### EXERCISE OBJECTIVE:
Where a line contains the word "JSON", copy that line in full.

Data extracted from a collection
= = = = = = =
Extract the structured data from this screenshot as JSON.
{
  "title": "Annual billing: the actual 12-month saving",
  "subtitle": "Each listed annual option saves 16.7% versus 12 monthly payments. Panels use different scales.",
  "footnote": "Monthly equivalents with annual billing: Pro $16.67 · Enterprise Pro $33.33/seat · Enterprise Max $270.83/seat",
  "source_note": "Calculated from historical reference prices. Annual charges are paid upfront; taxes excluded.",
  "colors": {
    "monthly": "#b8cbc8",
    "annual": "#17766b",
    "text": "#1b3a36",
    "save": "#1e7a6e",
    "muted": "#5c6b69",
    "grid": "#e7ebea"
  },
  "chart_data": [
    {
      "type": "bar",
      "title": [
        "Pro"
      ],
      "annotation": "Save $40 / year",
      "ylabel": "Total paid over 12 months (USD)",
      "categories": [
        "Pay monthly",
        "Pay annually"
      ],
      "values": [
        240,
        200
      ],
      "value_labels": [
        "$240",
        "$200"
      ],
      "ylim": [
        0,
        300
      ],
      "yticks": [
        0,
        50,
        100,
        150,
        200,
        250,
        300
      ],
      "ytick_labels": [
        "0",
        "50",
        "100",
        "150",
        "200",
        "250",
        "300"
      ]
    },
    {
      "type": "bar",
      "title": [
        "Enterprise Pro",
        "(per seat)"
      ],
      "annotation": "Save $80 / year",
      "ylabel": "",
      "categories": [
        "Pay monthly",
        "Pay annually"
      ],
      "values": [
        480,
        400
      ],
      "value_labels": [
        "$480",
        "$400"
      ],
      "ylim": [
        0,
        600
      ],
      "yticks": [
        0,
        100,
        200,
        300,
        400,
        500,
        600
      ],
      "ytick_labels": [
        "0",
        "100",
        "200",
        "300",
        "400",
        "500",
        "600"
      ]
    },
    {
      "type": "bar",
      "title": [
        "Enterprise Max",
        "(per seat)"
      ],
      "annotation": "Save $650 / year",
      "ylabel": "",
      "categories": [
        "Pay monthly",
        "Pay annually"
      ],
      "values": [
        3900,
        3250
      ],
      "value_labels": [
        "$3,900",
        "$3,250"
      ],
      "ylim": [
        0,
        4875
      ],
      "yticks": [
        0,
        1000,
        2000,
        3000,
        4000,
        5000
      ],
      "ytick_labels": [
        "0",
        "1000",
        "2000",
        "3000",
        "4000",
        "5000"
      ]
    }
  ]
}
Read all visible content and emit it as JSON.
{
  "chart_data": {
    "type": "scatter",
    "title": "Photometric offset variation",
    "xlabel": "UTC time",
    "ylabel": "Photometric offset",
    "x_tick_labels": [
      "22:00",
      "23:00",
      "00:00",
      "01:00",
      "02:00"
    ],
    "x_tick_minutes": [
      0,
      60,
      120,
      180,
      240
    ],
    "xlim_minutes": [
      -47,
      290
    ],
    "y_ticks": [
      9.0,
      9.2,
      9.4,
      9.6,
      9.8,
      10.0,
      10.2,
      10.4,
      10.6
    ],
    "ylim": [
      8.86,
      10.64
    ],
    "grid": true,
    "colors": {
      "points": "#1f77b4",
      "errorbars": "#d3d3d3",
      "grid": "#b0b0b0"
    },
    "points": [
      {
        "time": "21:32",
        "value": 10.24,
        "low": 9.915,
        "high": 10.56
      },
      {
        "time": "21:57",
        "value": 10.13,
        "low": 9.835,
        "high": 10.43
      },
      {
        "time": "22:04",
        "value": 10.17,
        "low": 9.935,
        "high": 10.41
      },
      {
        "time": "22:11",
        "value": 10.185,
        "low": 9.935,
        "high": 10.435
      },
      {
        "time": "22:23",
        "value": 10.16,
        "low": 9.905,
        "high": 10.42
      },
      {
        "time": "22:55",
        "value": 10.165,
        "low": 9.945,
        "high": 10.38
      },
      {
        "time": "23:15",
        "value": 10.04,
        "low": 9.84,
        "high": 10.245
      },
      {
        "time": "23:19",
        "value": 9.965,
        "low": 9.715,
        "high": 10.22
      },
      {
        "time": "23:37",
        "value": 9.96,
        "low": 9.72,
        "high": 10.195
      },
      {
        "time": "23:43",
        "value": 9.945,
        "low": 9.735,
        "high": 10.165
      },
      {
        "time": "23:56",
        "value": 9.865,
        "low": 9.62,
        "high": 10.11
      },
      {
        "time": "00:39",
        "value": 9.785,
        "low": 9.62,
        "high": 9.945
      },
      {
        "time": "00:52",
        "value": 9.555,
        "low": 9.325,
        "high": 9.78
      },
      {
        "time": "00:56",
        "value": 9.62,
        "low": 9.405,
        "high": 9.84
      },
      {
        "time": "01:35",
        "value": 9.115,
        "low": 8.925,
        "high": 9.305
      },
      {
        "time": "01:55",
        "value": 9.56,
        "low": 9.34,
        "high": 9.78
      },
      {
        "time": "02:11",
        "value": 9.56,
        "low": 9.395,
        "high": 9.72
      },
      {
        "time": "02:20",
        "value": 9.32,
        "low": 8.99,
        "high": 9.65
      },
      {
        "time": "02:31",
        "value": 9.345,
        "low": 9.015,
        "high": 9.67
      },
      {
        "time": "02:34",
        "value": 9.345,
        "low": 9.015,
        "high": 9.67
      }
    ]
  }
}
= = = = = = =
### EXPECTED ANSWER:
Extract the structured data from this screenshot as JSON.
Read all visible content and emit it as JSON.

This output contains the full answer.